- [The problem]: Print the listing in its entirety and exactly, leaving out images.

- [Stored dataset items]:
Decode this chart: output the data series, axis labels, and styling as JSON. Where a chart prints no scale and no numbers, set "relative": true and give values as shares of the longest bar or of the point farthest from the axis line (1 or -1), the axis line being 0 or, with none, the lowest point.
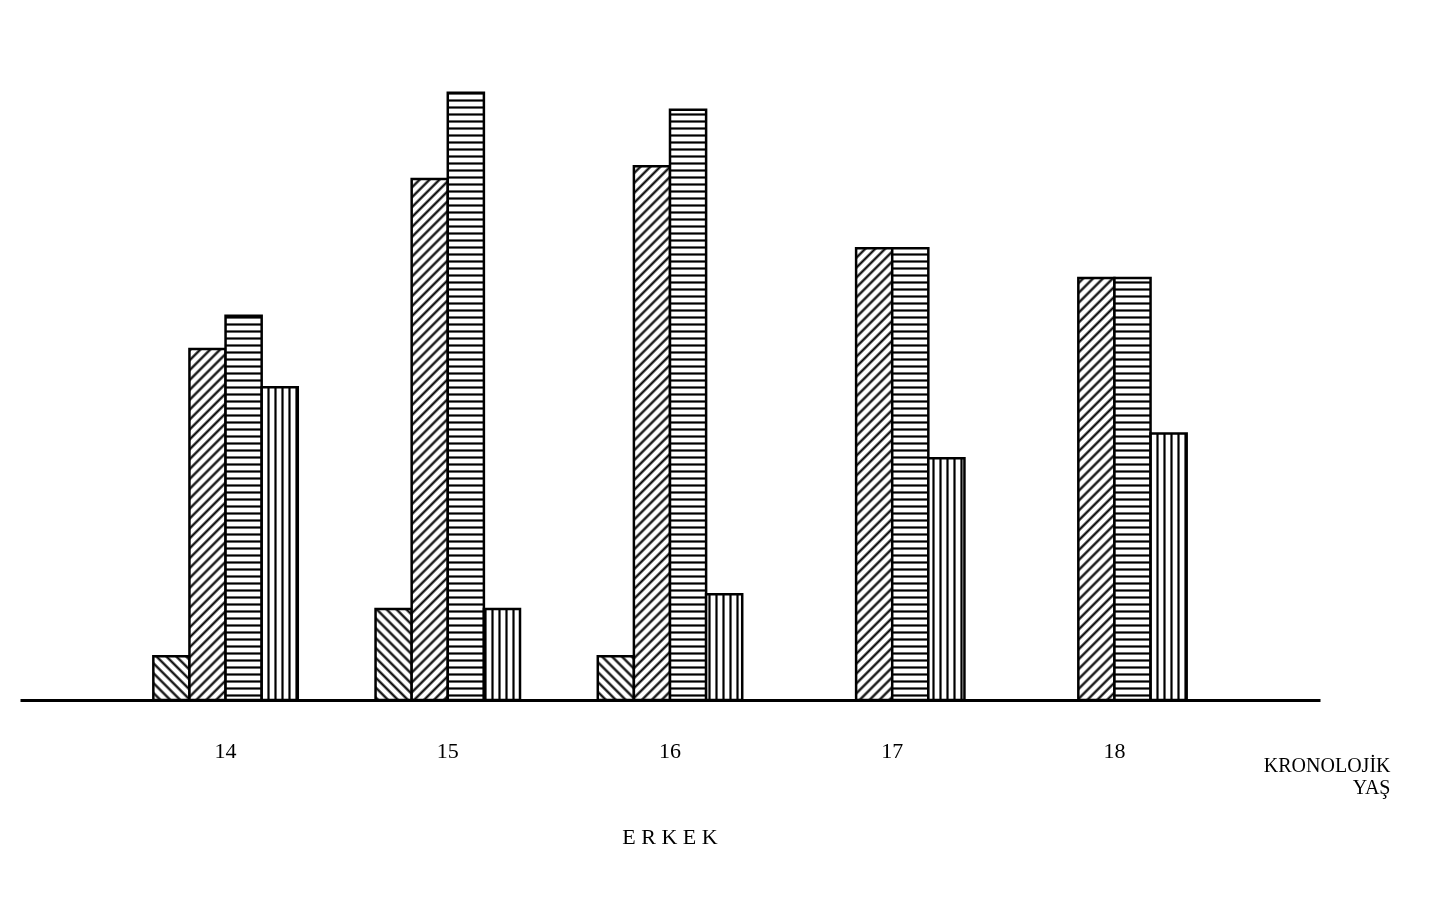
{
  "chart_data": {
    "type": "bar",
    "relative": true,
    "xlabel": "KRONOLOJİK YAŞ",
    "annotations": [
      "E R K E K"
    ],
    "categories": [
      "14",
      "15",
      "16",
      "17",
      "18"
    ],
    "series": [
      {
        "color": "#000000",
        "values": [
          0.072,
          0.15,
          0.072,
          null,
          null
        ]
      },
      {
        "color": "#000000",
        "values": [
          0.578,
          0.858,
          0.879,
          0.744,
          0.695
        ]
      },
      {
        "color": "#000000",
        "values": [
          0.633,
          1,
          0.972,
          0.744,
          0.695
        ]
      },
      {
        "color": "#000000",
        "values": [
          0.515,
          0.15,
          0.174,
          0.398,
          0.439
        ]
      }
    ]
  }
}
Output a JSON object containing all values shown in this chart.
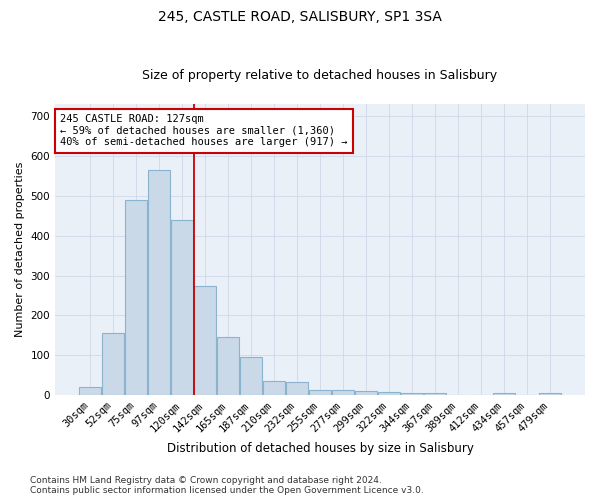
{
  "title": "245, CASTLE ROAD, SALISBURY, SP1 3SA",
  "subtitle": "Size of property relative to detached houses in Salisbury",
  "xlabel": "Distribution of detached houses by size in Salisbury",
  "ylabel": "Number of detached properties",
  "categories": [
    "30sqm",
    "52sqm",
    "75sqm",
    "97sqm",
    "120sqm",
    "142sqm",
    "165sqm",
    "187sqm",
    "210sqm",
    "232sqm",
    "255sqm",
    "277sqm",
    "299sqm",
    "322sqm",
    "344sqm",
    "367sqm",
    "389sqm",
    "412sqm",
    "434sqm",
    "457sqm",
    "479sqm"
  ],
  "values": [
    20,
    155,
    490,
    565,
    440,
    275,
    145,
    97,
    35,
    33,
    13,
    13,
    10,
    8,
    5,
    5,
    0,
    0,
    5,
    0,
    5
  ],
  "bar_color": "#c9d9e8",
  "bar_edgecolor": "#8ab4ce",
  "bar_linewidth": 0.8,
  "grid_color": "#d0d8e8",
  "bg_color": "#eaf0f8",
  "redline_x": 4.5,
  "annotation_text": "245 CASTLE ROAD: 127sqm\n← 59% of detached houses are smaller (1,360)\n40% of semi-detached houses are larger (917) →",
  "annotation_box_edgecolor": "#cc0000",
  "annotation_box_facecolor": "white",
  "ylim": [
    0,
    730
  ],
  "yticks": [
    0,
    100,
    200,
    300,
    400,
    500,
    600,
    700
  ],
  "footer": "Contains HM Land Registry data © Crown copyright and database right 2024.\nContains public sector information licensed under the Open Government Licence v3.0.",
  "title_fontsize": 10,
  "subtitle_fontsize": 9,
  "xlabel_fontsize": 8.5,
  "ylabel_fontsize": 8,
  "tick_fontsize": 7.5,
  "annot_fontsize": 7.5,
  "footer_fontsize": 6.5
}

- [Output of the task]:
Decode this chart: output the data series, axis labels, and styling as JSON. Where a chart prints no scale and no numbers, set "relative": true and give values as shares of the longest bar or of the point farthest from the axis line (1 or -1), the axis line being 0 or, with none, the lowest point.
{
  "chart_data": {
    "type": "bar",
    "relative": true,
    "xlabel": "KRONOLOJİK YAŞ",
    "annotations": [
      "E R K E K"
    ],
    "categories": [
      "14",
      "15",
      "16",
      "17",
      "18"
    ],
    "series": [
      {
        "color": "#000000",
        "values": [
          0.072,
          0.15,
          0.072,
          null,
          null
        ]
      },
      {
        "color": "#000000",
        "values": [
          0.578,
          0.858,
          0.879,
          0.744,
          0.695
        ]
      },
      {
        "color": "#000000",
        "values": [
          0.633,
          1,
          0.972,
          0.744,
          0.695
        ]
      },
      {
        "color": "#000000",
        "values": [
          0.515,
          0.15,
          0.174,
          0.398,
          0.439
        ]
      }
    ]
  }
}
Output a JSON object containing all values shown in this chart.
{
  "title": "245, CASTLE ROAD, SALISBURY, SP1 3SA",
  "subtitle": "Size of property relative to detached houses in Salisbury",
  "xlabel": "Distribution of detached houses by size in Salisbury",
  "ylabel": "Number of detached properties",
  "categories": [
    "30sqm",
    "52sqm",
    "75sqm",
    "97sqm",
    "120sqm",
    "142sqm",
    "165sqm",
    "187sqm",
    "210sqm",
    "232sqm",
    "255sqm",
    "277sqm",
    "299sqm",
    "322sqm",
    "344sqm",
    "367sqm",
    "389sqm",
    "412sqm",
    "434sqm",
    "457sqm",
    "479sqm"
  ],
  "values": [
    20,
    155,
    490,
    565,
    440,
    275,
    145,
    97,
    35,
    33,
    13,
    13,
    10,
    8,
    5,
    5,
    0,
    0,
    5,
    0,
    5
  ],
  "bar_color": "#c9d9e8",
  "bar_edgecolor": "#8ab4ce",
  "bar_linewidth": 0.8,
  "grid_color": "#d0d8e8",
  "bg_color": "#eaf0f8",
  "redline_x": 4.5,
  "annotation_text": "245 CASTLE ROAD: 127sqm\n← 59% of detached houses are smaller (1,360)\n40% of semi-detached houses are larger (917) →",
  "annotation_box_edgecolor": "#cc0000",
  "annotation_box_facecolor": "white",
  "ylim": [
    0,
    730
  ],
  "yticks": [
    0,
    100,
    200,
    300,
    400,
    500,
    600,
    700
  ],
  "footer": "Contains HM Land Registry data © Crown copyright and database right 2024.\nContains public sector information licensed under the Open Government Licence v3.0.",
  "title_fontsize": 10,
  "subtitle_fontsize": 9,
  "xlabel_fontsize": 8.5,
  "ylabel_fontsize": 8,
  "tick_fontsize": 7.5,
  "annot_fontsize": 7.5,
  "footer_fontsize": 6.5
}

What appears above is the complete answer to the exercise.